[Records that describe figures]

* Begin *

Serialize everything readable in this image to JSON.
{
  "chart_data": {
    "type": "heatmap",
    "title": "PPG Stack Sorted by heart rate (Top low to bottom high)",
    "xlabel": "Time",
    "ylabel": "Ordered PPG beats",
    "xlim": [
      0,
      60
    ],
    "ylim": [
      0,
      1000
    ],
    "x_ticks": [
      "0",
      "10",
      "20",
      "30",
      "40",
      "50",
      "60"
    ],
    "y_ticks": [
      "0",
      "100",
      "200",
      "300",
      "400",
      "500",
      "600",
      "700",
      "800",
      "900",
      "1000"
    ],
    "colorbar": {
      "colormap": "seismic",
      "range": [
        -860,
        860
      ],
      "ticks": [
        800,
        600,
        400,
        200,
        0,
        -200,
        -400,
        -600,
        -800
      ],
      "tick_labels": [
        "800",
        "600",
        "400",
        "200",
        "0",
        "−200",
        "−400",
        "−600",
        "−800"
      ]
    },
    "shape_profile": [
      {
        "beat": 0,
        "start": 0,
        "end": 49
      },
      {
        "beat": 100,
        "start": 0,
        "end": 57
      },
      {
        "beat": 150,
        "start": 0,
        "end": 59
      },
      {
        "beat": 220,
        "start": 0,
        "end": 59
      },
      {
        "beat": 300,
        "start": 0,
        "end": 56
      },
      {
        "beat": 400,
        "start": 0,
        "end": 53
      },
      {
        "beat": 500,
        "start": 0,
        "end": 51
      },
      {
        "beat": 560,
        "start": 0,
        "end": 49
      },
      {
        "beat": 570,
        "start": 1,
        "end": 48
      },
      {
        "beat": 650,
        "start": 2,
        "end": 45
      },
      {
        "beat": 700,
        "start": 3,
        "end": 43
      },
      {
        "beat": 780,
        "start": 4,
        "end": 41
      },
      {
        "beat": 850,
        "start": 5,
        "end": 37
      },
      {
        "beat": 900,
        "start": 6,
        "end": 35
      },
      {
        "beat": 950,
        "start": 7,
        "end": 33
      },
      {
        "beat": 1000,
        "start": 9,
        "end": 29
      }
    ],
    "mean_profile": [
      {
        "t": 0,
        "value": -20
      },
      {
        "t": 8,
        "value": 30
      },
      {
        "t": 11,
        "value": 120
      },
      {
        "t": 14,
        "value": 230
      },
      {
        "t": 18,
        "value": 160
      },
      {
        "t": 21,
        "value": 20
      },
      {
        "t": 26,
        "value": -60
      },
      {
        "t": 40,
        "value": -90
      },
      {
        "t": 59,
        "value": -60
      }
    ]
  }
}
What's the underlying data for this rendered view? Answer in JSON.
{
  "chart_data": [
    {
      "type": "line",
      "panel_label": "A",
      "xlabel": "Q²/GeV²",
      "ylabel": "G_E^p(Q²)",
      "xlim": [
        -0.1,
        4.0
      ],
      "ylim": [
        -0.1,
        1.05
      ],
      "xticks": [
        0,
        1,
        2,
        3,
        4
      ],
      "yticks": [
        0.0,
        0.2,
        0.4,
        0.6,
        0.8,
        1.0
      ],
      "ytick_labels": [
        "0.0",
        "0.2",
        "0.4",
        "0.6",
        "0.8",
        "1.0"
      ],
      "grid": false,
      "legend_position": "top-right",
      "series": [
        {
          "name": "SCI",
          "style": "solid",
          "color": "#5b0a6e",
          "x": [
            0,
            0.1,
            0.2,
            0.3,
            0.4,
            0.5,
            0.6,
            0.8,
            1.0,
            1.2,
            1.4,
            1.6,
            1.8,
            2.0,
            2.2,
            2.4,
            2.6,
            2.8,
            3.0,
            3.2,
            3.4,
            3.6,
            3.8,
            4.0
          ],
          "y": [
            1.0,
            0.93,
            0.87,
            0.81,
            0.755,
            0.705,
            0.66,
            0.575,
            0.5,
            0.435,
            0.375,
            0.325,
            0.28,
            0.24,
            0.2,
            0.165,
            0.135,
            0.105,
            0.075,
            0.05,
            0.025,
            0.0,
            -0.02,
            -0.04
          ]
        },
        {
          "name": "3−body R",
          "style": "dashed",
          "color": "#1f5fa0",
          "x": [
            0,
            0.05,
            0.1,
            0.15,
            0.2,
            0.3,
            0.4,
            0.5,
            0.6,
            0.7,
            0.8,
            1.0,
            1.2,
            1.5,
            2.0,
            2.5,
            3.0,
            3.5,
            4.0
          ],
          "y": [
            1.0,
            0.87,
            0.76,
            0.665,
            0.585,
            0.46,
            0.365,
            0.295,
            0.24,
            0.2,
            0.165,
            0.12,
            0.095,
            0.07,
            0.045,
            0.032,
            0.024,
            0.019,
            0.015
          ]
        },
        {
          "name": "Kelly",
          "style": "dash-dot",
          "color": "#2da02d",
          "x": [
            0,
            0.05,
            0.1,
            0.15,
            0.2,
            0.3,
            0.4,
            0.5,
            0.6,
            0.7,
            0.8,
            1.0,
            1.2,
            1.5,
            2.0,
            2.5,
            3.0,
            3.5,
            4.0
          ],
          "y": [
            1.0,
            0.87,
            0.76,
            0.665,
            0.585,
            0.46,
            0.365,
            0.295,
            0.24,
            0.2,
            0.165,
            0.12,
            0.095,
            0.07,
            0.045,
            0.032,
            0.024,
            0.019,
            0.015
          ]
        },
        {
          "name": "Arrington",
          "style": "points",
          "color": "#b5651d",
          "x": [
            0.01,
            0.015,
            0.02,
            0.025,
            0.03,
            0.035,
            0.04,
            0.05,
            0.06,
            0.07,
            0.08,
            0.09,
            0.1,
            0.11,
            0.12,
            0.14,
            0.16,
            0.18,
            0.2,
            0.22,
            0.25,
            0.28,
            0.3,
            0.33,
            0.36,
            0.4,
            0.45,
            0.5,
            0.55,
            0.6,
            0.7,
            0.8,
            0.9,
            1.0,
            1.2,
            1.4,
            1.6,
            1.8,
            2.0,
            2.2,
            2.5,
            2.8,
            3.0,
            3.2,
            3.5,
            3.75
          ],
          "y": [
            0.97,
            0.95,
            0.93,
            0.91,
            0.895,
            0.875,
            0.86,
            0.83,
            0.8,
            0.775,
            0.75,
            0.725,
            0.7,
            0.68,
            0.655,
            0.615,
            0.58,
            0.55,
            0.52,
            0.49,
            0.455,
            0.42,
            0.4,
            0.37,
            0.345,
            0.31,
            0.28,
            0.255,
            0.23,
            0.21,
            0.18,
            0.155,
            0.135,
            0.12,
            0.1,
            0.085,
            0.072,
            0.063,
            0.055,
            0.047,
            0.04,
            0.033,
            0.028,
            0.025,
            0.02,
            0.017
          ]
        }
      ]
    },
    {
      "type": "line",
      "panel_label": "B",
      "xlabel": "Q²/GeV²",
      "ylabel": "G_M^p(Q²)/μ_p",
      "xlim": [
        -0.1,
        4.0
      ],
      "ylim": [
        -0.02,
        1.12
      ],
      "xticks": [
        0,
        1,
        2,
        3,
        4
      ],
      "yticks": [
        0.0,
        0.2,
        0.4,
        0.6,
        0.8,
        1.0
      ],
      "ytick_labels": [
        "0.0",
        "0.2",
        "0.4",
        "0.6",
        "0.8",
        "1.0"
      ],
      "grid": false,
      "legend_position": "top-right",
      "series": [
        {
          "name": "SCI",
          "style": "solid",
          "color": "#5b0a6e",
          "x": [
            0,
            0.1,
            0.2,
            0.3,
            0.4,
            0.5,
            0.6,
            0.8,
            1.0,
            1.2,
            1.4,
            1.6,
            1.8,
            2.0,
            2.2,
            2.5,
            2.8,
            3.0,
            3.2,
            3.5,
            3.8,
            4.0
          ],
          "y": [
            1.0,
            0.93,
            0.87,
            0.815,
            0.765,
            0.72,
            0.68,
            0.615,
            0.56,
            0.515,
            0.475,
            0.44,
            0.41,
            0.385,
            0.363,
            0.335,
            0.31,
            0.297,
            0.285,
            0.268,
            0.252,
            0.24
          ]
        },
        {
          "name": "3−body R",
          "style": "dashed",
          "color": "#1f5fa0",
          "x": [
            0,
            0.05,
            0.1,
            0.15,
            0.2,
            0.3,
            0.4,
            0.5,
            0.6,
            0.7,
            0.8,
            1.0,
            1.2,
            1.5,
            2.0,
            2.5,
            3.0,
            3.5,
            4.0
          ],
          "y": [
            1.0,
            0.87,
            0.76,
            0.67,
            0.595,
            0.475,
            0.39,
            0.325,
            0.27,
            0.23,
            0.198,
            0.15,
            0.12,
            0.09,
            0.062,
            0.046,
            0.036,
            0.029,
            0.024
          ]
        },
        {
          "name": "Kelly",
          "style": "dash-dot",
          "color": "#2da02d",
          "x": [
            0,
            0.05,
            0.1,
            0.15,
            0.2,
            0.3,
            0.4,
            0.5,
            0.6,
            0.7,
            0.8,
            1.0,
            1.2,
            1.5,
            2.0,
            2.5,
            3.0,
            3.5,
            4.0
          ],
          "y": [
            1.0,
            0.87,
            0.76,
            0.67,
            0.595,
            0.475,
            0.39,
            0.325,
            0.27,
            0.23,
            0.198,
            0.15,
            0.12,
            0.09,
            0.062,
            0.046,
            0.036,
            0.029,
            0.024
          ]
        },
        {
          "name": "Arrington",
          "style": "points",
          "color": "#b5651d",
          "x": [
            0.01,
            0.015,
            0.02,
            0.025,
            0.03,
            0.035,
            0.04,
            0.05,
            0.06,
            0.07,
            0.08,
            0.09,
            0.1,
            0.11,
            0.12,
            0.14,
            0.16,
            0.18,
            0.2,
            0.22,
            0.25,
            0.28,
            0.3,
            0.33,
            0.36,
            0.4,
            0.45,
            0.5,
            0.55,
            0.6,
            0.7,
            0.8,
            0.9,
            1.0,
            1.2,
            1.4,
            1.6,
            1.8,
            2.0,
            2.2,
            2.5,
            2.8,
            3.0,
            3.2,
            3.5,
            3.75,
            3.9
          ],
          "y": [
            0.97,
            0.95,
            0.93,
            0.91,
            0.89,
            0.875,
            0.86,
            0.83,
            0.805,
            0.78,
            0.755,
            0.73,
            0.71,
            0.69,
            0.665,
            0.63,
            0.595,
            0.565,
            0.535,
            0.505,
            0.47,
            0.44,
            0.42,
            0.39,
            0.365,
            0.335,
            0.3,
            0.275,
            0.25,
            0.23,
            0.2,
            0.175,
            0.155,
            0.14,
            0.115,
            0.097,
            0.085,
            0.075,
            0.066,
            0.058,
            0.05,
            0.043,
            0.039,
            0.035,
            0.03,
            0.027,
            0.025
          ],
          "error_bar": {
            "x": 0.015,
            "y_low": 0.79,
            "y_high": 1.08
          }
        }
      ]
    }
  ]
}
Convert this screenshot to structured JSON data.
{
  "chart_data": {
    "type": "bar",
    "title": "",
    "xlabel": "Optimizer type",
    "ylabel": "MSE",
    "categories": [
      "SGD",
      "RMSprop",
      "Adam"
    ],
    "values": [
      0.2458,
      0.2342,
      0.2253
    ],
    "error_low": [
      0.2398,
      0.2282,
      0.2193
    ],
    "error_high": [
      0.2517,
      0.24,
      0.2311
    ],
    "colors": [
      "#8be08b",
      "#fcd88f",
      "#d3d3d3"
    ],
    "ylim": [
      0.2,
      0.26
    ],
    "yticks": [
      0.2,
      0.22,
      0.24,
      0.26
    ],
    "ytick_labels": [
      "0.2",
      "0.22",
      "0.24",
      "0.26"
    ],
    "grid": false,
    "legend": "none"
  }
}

* End *

Given problem => Filter the listing for the word "title" and copy every line that holds it.

Exercise answer =>
    "title": "PPG Stack Sorted by heart rate (Top low to bottom high)",
    "title": "",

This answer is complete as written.